- _RECORDS SHOWN_:
* * *
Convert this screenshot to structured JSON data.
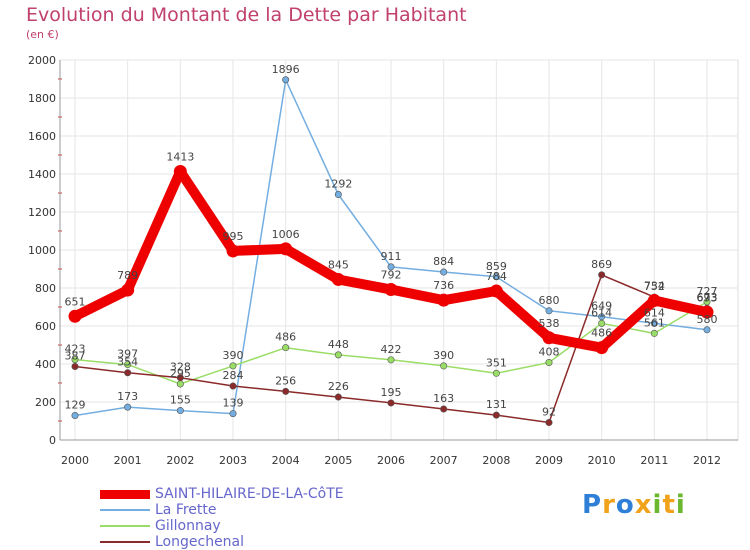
{
  "colors": {
    "title": "#c0406e",
    "legend_text": "#6666cc",
    "axis_text": "#333333",
    "grid": "#e6e6e6"
  },
  "logo": {
    "text": "Proxiti"
  },
  "chart_data": {
    "type": "line",
    "title": "Evolution du Montant de la Dette par Habitant",
    "subtitle": "(en €)",
    "xlabel": "",
    "ylabel": "",
    "ylim": [
      0,
      2000
    ],
    "yticks": [
      0,
      200,
      400,
      600,
      800,
      1000,
      1200,
      1400,
      1600,
      1800,
      2000
    ],
    "grid": true,
    "legend": "bottom-left",
    "x": [
      "2000",
      "2001",
      "2002",
      "2003",
      "2004",
      "2005",
      "2006",
      "2007",
      "2008",
      "2009",
      "2010",
      "2011",
      "2012"
    ],
    "series": [
      {
        "name": "SAINT-HILAIRE-DE-LA-CôTE",
        "color": "#ee0000",
        "values": [
          651,
          789,
          1413,
          995,
          1006,
          845,
          792,
          736,
          784,
          538,
          486,
          734,
          673
        ]
      },
      {
        "name": "La Frette",
        "color": "#74aee0",
        "values": [
          129,
          173,
          155,
          139,
          1896,
          1292,
          911,
          884,
          859,
          680,
          649,
          614,
          580
        ]
      },
      {
        "name": "Gillonnay",
        "color": "#99dd66",
        "values": [
          423,
          397,
          295,
          390,
          486,
          448,
          422,
          390,
          351,
          408,
          614,
          561,
          727
        ]
      },
      {
        "name": "Longechenal",
        "color": "#8b2a2a",
        "values": [
          387,
          354,
          328,
          284,
          256,
          226,
          195,
          163,
          131,
          92,
          869,
          752,
          693
        ]
      }
    ]
  }
}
* * *
- _GIVEN PROBLEM_:
For the entries above, count the lines that contain the string "name", and state that number without further comment.

- _REPLY TO THE EXERCISE_:
4